-- Begin PROVIDED ENTRIES --

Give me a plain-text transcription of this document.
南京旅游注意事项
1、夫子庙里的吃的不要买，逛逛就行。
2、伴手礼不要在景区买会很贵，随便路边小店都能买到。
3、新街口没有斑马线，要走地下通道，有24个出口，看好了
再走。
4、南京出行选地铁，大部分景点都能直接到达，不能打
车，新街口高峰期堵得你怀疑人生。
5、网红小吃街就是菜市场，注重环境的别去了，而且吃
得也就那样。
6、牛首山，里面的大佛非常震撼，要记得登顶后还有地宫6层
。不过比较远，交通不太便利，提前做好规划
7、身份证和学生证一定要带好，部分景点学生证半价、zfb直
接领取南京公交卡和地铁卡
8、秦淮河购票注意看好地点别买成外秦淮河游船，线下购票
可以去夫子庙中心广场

-- End PROVIDED ENTRIES --

Write out all of the records above exactly as they appear.

--- SOLUTION ---
Give me a plain-text transcription of this document.
南京旅游注意事项
1、夫子庙里的吃的不要买，逛逛就行。
2、伴手礼不要在景区买会很贵，随便路边小店都能买到。
3、新街口没有斑马线，要走地下通道，有24个出口，看好了
再走。
4、南京出行选地铁，大部分景点都能直接到达，不能打
车，新街口高峰期堵得你怀疑人生。
5、网红小吃街就是菜市场，注重环境的别去了，而且吃
得也就那样。
6、牛首山，里面的大佛非常震撼，要记得登顶后还有地宫6层
。不过比较远，交通不太便利，提前做好规划
7、身份证和学生证一定要带好，部分景点学生证半价、zfb直
接领取南京公交卡和地铁卡
8、秦淮河购票注意看好地点别买成外秦淮河游船，线下购票
可以去夫子庙中心广场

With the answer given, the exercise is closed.